EXERCISE DIRECTIONS: Can you reproduce the records below with every "layer-row" switched to "layer-item", changing nothing else and leaving out the pictures?

DATA SECTION:
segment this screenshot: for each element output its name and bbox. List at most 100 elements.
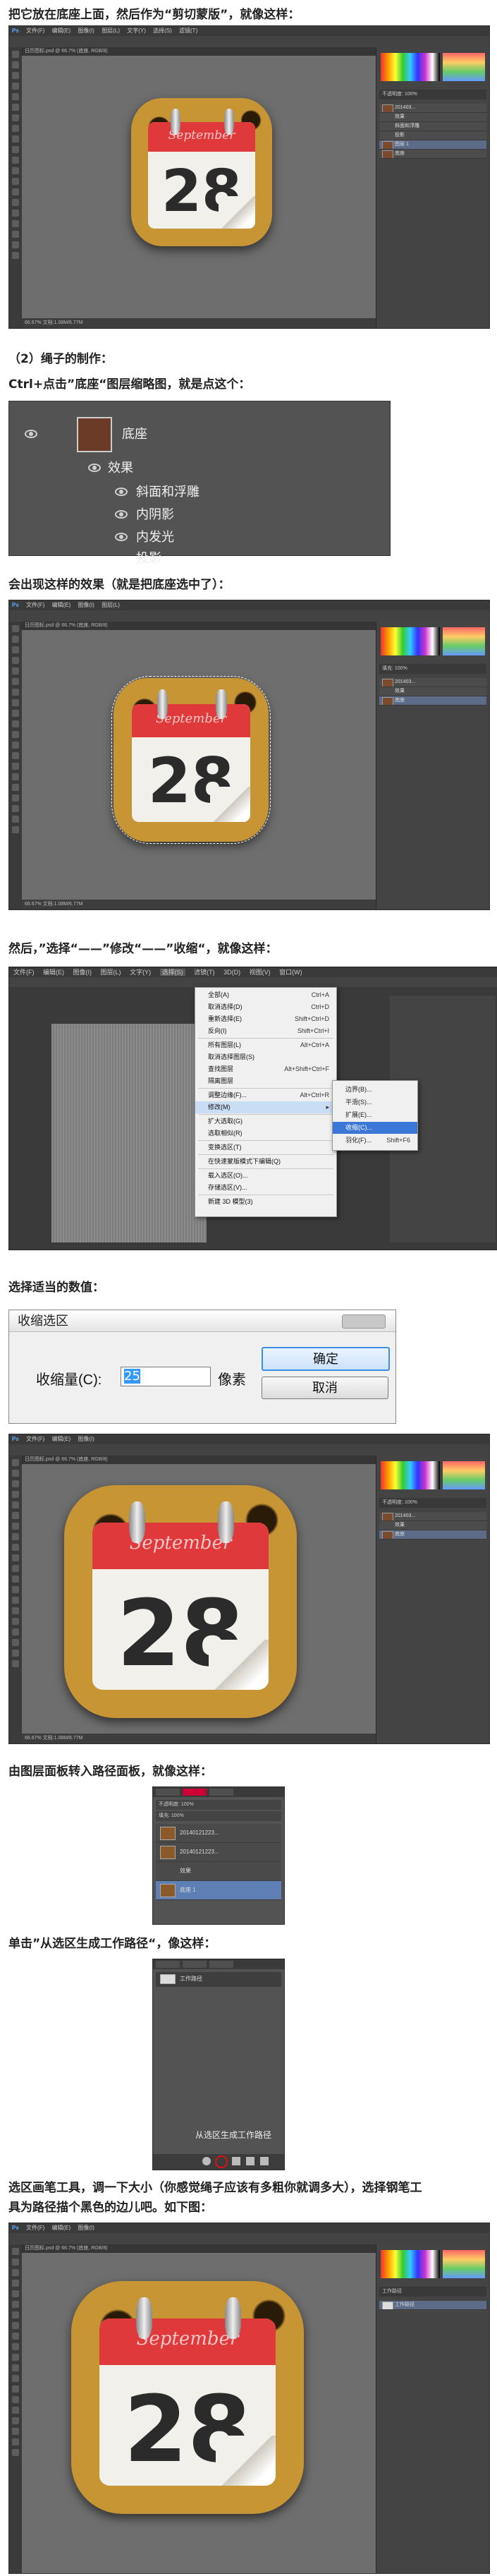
- layer-row[interactable]: 201403...: [379, 104, 486, 113]
- menu-item-deselect[interactable]: 取消选择(D) Ctrl+D: [195, 1001, 336, 1013]
- menu-select[interactable]: 选择(S): [159, 969, 185, 976]
- layer-row[interactable]: 201403...: [379, 1512, 486, 1521]
- layer-row[interactable]: 效果: [156, 1862, 281, 1881]
- menu-item-refine-edge[interactable]: 调整边缘(F)... Alt+Ctrl+R: [195, 1089, 336, 1101]
- menu-item-find-layers[interactable]: 查找图层 Alt+Shift+Ctrl+F: [195, 1063, 336, 1075]
- swatches[interactable]: [443, 2250, 485, 2278]
- menu-select[interactable]: 选择(S): [153, 28, 172, 34]
- submenu-expand[interactable]: 扩展(E)...: [333, 1109, 417, 1121]
- close-button[interactable]: [342, 1314, 386, 1329]
- document-tab[interactable]: 日历图标.psd @ 66.7% (底座, RGB/8): [22, 2244, 376, 2253]
- menu-item-quick-mask[interactable]: 在快速蒙版模式下编辑(Q): [195, 1156, 336, 1168]
- menu-item-modify[interactable]: 修改(M) ▸: [195, 1101, 336, 1113]
- menu-image[interactable]: 图像(I): [73, 969, 92, 976]
- canvas[interactable]: September 28: [22, 56, 376, 318]
- color-picker[interactable]: [381, 1461, 440, 1489]
- submenu-contract[interactable]: 收缩(C)...: [333, 1122, 417, 1134]
- menu-filter[interactable]: 滤镜(T): [179, 28, 197, 34]
- canvas-area[interactable]: [51, 1024, 207, 1242]
- eye-icon[interactable]: [115, 488, 128, 496]
- menu-image[interactable]: 图像(I): [78, 602, 94, 608]
- make-work-path-icon[interactable]: [215, 2155, 228, 2168]
- color-picker[interactable]: [381, 53, 440, 81]
- menu-image[interactable]: 图像(I): [78, 2225, 94, 2231]
- add-mask-icon[interactable]: [232, 2157, 240, 2165]
- menu-edit[interactable]: 编辑(E): [51, 28, 70, 34]
- color-picker[interactable]: [381, 2250, 440, 2278]
- layer-row[interactable]: 201403...: [379, 678, 486, 687]
- menu-window[interactable]: 窗口(W): [279, 969, 302, 976]
- layer-name[interactable]: 底座: [122, 424, 390, 449]
- layer-thumbnail[interactable]: [77, 417, 112, 452]
- menu-type[interactable]: 文字(Y): [130, 969, 151, 976]
- canvas[interactable]: September 28: [22, 2253, 376, 2573]
- menu-type[interactable]: 文字(Y): [127, 28, 146, 34]
- layer-row[interactable]: 效果: [379, 113, 486, 122]
- swatches[interactable]: [443, 53, 485, 81]
- path-row[interactable]: 工作路径: [156, 1972, 281, 1987]
- document-tab[interactable]: 日历图标.psd @ 66.7% (底座, RGB/8): [22, 1456, 376, 1464]
- menu-edit[interactable]: 编辑(E): [51, 602, 70, 608]
- menu-item-save-selection[interactable]: 存储选区(V)...: [195, 1182, 336, 1194]
- new-path-icon[interactable]: [246, 2157, 254, 2165]
- menu-edit[interactable]: 编辑(E): [43, 969, 64, 976]
- submenu-border[interactable]: 边界(B)...: [333, 1084, 417, 1096]
- menu-filter[interactable]: 滤镜(T): [194, 969, 215, 976]
- menu-item-isolate-layers[interactable]: 隔离图层: [195, 1075, 336, 1087]
- menu-item-deselect-layers[interactable]: 取消选择图层(S): [195, 1051, 336, 1063]
- canvas[interactable]: September 28: [22, 1464, 376, 1734]
- menu-edit[interactable]: 编辑(E): [51, 2225, 70, 2231]
- menu-item-reselect[interactable]: 重新选择(E) Shift+Ctrl+D: [195, 1013, 336, 1025]
- cancel-button[interactable]: 取消: [262, 1377, 388, 1399]
- menu-item-all-layers[interactable]: 所有图层(L) Alt+Ctrl+A: [195, 1039, 336, 1051]
- swatches[interactable]: [443, 627, 485, 655]
- menu-image[interactable]: 图像(I): [78, 1436, 94, 1442]
- menu-edit[interactable]: 编辑(E): [51, 1436, 70, 1442]
- layer-row[interactable]: 投影: [379, 131, 486, 140]
- layer-row[interactable]: 效果: [379, 687, 486, 696]
- document-tab[interactable]: 日历图标.psd @ 66.7% (底座, RGB/8): [22, 622, 376, 630]
- fill-path-icon[interactable]: [202, 2157, 211, 2165]
- eye-icon[interactable]: [115, 510, 128, 519]
- document-tab[interactable]: 日历图标.psd @ 66.7% (底座, RGB/8): [22, 47, 376, 56]
- color-picker[interactable]: [381, 627, 440, 655]
- layer-row[interactable]: 底座: [379, 696, 486, 706]
- eye-icon[interactable]: [25, 430, 37, 438]
- layer-row[interactable]: 斜面和浮雕: [379, 122, 486, 131]
- submenu-feather[interactable]: 羽化(F)... Shift+F6: [333, 1135, 417, 1147]
- menu-file[interactable]: 文件(F): [26, 28, 44, 34]
- menu-item-load-selection[interactable]: 载入选区(O)...: [195, 1170, 336, 1182]
- menu-image[interactable]: 图像(I): [78, 28, 94, 34]
- layer-row[interactable]: 图层 1: [379, 140, 486, 150]
- eye-icon[interactable]: [88, 464, 101, 472]
- canvas[interactable]: September 28: [22, 630, 376, 900]
- layer-row[interactable]: 20140121223...: [156, 1843, 281, 1862]
- menu-file[interactable]: 文件(F): [26, 1436, 44, 1442]
- layer-row[interactable]: 底座: [379, 1530, 486, 1540]
- path-row[interactable]: 工作路径: [379, 2301, 486, 2310]
- layer-row[interactable]: 20140121223...: [156, 1824, 281, 1843]
- menu-file[interactable]: 文件(F): [26, 2225, 44, 2231]
- menu-item-grow[interactable]: 扩大选取(G): [195, 1115, 336, 1127]
- menu-item-transform-selection[interactable]: 变换选区(T): [195, 1142, 336, 1154]
- menu-view[interactable]: 视图(V): [250, 969, 271, 976]
- menu-layer[interactable]: 图层(L): [101, 969, 121, 976]
- menu-item-all[interactable]: 全部(A) Ctrl+A: [195, 989, 336, 1001]
- swatches[interactable]: [443, 1461, 485, 1489]
- ok-button[interactable]: 确定: [262, 1347, 390, 1371]
- menu-layer[interactable]: 图层(L): [102, 602, 120, 608]
- contract-amount-input[interactable]: 25: [121, 1367, 211, 1386]
- menu-file[interactable]: 文件(F): [13, 969, 35, 976]
- menu-item-similar[interactable]: 选取相似(R): [195, 1127, 336, 1139]
- menu-item-inverse[interactable]: 反向(I) Shift+Ctrl+I: [195, 1025, 336, 1037]
- layer-row[interactable]: 效果: [379, 1521, 486, 1530]
- menu-item-new-3d[interactable]: 新建 3D 模型(3): [195, 1196, 336, 1208]
- eye-icon[interactable]: [115, 533, 128, 541]
- submenu-smooth[interactable]: 平滑(S)...: [333, 1096, 417, 1108]
- layer-row[interactable]: 底座: [379, 150, 486, 159]
- trash-icon[interactable]: [260, 2157, 269, 2165]
- menu-layer[interactable]: 图层(L): [102, 28, 120, 34]
- menu-file[interactable]: 文件(F): [26, 602, 44, 608]
- layer-row[interactable]: 底座 1: [156, 1881, 281, 1900]
- menu-3d[interactable]: 3D(D): [223, 969, 240, 976]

EXPECTED ANSWER:
segment this screenshot: for each element output its name and bbox. List at most 100 elements.
- layer-item[interactable]: 201403...: [379, 104, 486, 113]
- menu-item-deselect[interactable]: 取消选择(D) Ctrl+D: [195, 1001, 336, 1013]
- menu-select[interactable]: 选择(S): [159, 969, 185, 976]
- layer-item[interactable]: 201403...: [379, 1512, 486, 1521]
- layer-item[interactable]: 效果: [156, 1862, 281, 1881]
- menu-item-refine-edge[interactable]: 调整边缘(F)... Alt+Ctrl+R: [195, 1089, 336, 1101]
- menu-item-find-layers[interactable]: 查找图层 Alt+Shift+Ctrl+F: [195, 1063, 336, 1075]
- swatches[interactable]: [443, 2250, 485, 2278]
- menu-select[interactable]: 选择(S): [153, 28, 172, 34]
- submenu-expand[interactable]: 扩展(E)...: [333, 1109, 417, 1121]
- close-button[interactable]: [342, 1314, 386, 1329]
- document-tab[interactable]: 日历图标.psd @ 66.7% (底座, RGB/8): [22, 2244, 376, 2253]
- menu-item-quick-mask[interactable]: 在快速蒙版模式下编辑(Q): [195, 1156, 336, 1168]
- menu-item-modify[interactable]: 修改(M) ▸: [195, 1101, 336, 1113]
- menu-image[interactable]: 图像(I): [73, 969, 92, 976]
- canvas[interactable]: September 28: [22, 56, 376, 318]
- color-picker[interactable]: [381, 1461, 440, 1489]
- submenu-contract[interactable]: 收缩(C)...: [333, 1122, 417, 1134]
- menu-filter[interactable]: 滤镜(T): [179, 28, 197, 34]
- canvas-area[interactable]: [51, 1024, 207, 1242]
- eye-icon[interactable]: [115, 488, 128, 496]
- menu-image[interactable]: 图像(I): [78, 602, 94, 608]
- make-work-path-icon[interactable]: [215, 2155, 228, 2168]
- color-picker[interactable]: [381, 53, 440, 81]
- menu-image[interactable]: 图像(I): [78, 2225, 94, 2231]
- add-mask-icon[interactable]: [232, 2157, 240, 2165]
- menu-edit[interactable]: 编辑(E): [51, 28, 70, 34]
- color-picker[interactable]: [381, 2250, 440, 2278]
- layer-item[interactable]: 201403...: [379, 678, 486, 687]
- menu-window[interactable]: 窗口(W): [279, 969, 302, 976]
- layer-name[interactable]: 底座: [122, 424, 390, 449]
- layer-thumbnail[interactable]: [77, 417, 112, 452]
- menu-type[interactable]: 文字(Y): [130, 969, 151, 976]
- canvas[interactable]: September 28: [22, 2253, 376, 2573]
- menu-type[interactable]: 文字(Y): [127, 28, 146, 34]
- layer-item[interactable]: 效果: [379, 113, 486, 122]
- swatches[interactable]: [443, 53, 485, 81]
- path-row[interactable]: 工作路径: [156, 1972, 281, 1987]
- document-tab[interactable]: 日历图标.psd @ 66.7% (底座, RGB/8): [22, 1456, 376, 1464]
- menu-edit[interactable]: 编辑(E): [51, 602, 70, 608]
- menu-item-save-selection[interactable]: 存储选区(V)...: [195, 1182, 336, 1194]
- new-path-icon[interactable]: [246, 2157, 254, 2165]
- menu-edit[interactable]: 编辑(E): [43, 969, 64, 976]
- submenu-border[interactable]: 边界(B)...: [333, 1084, 417, 1096]
- menu-filter[interactable]: 滤镜(T): [194, 969, 215, 976]
- menu-item-isolate-layers[interactable]: 隔离图层: [195, 1075, 336, 1087]
- menu-item-deselect-layers[interactable]: 取消选择图层(S): [195, 1051, 336, 1063]
- canvas[interactable]: September 28: [22, 1464, 376, 1734]
- menu-edit[interactable]: 编辑(E): [51, 2225, 70, 2231]
- menu-item-reselect[interactable]: 重新选择(E) Shift+Ctrl+D: [195, 1013, 336, 1025]
- cancel-button[interactable]: 取消: [262, 1377, 388, 1399]
- menu-item-all-layers[interactable]: 所有图层(L) Alt+Ctrl+A: [195, 1039, 336, 1051]
- swatches[interactable]: [443, 627, 485, 655]
- menu-image[interactable]: 图像(I): [78, 1436, 94, 1442]
- menu-edit[interactable]: 编辑(E): [51, 1436, 70, 1442]
- layer-item[interactable]: 投影: [379, 131, 486, 140]
- layer-item[interactable]: 效果: [379, 687, 486, 696]
- document-tab[interactable]: 日历图标.psd @ 66.7% (底座, RGB/8): [22, 622, 376, 630]
- fill-path-icon[interactable]: [202, 2157, 211, 2165]
- eye-icon[interactable]: [115, 510, 128, 519]
- document-tab[interactable]: 日历图标.psd @ 66.7% (底座, RGB/8): [22, 47, 376, 56]
- color-picker[interactable]: [381, 627, 440, 655]
- layer-item[interactable]: 底座: [379, 696, 486, 706]
- eye-icon[interactable]: [25, 430, 37, 438]
- layer-item[interactable]: 斜面和浮雕: [379, 122, 486, 131]
- submenu-feather[interactable]: 羽化(F)... Shift+F6: [333, 1135, 417, 1147]
- menu-file[interactable]: 文件(F): [26, 28, 44, 34]
- menu-item-load-selection[interactable]: 载入选区(O)...: [195, 1170, 336, 1182]
- menu-image[interactable]: 图像(I): [78, 28, 94, 34]
- layer-item[interactable]: 图层 1: [379, 140, 486, 150]
- eye-icon[interactable]: [88, 464, 101, 472]
- canvas[interactable]: September 28: [22, 630, 376, 900]
- layer-item[interactable]: 20140121223...: [156, 1843, 281, 1862]
- menu-file[interactable]: 文件(F): [26, 1436, 44, 1442]
- layer-item[interactable]: 底座: [379, 1530, 486, 1540]
- path-row[interactable]: 工作路径: [379, 2301, 486, 2310]
- layer-item[interactable]: 20140121223...: [156, 1824, 281, 1843]
- menu-file[interactable]: 文件(F): [26, 2225, 44, 2231]
- menu-item-grow[interactable]: 扩大选取(G): [195, 1115, 336, 1127]
- menu-item-transform-selection[interactable]: 变换选区(T): [195, 1142, 336, 1154]
- menu-view[interactable]: 视图(V): [250, 969, 271, 976]
- menu-layer[interactable]: 图层(L): [101, 969, 121, 976]
- menu-item-all[interactable]: 全部(A) Ctrl+A: [195, 989, 336, 1001]
- swatches[interactable]: [443, 1461, 485, 1489]
- ok-button[interactable]: 确定: [262, 1347, 390, 1371]
- menu-layer[interactable]: 图层(L): [102, 602, 120, 608]
- contract-amount-input[interactable]: 25: [121, 1367, 211, 1386]
- menu-file[interactable]: 文件(F): [13, 969, 35, 976]
- menu-item-similar[interactable]: 选取相似(R): [195, 1127, 336, 1139]
- menu-item-inverse[interactable]: 反向(I) Shift+Ctrl+I: [195, 1025, 336, 1037]
- layer-item[interactable]: 效果: [379, 1521, 486, 1530]
- menu-item-new-3d[interactable]: 新建 3D 模型(3): [195, 1196, 336, 1208]
- eye-icon[interactable]: [115, 533, 128, 541]
- submenu-smooth[interactable]: 平滑(S)...: [333, 1096, 417, 1108]
- layer-item[interactable]: 底座: [379, 150, 486, 159]
- trash-icon[interactable]: [260, 2157, 269, 2165]
- menu-layer[interactable]: 图层(L): [102, 28, 120, 34]
- menu-file[interactable]: 文件(F): [26, 602, 44, 608]
- layer-item[interactable]: 底座 1: [156, 1881, 281, 1900]
- menu-3d[interactable]: 3D(D): [223, 969, 240, 976]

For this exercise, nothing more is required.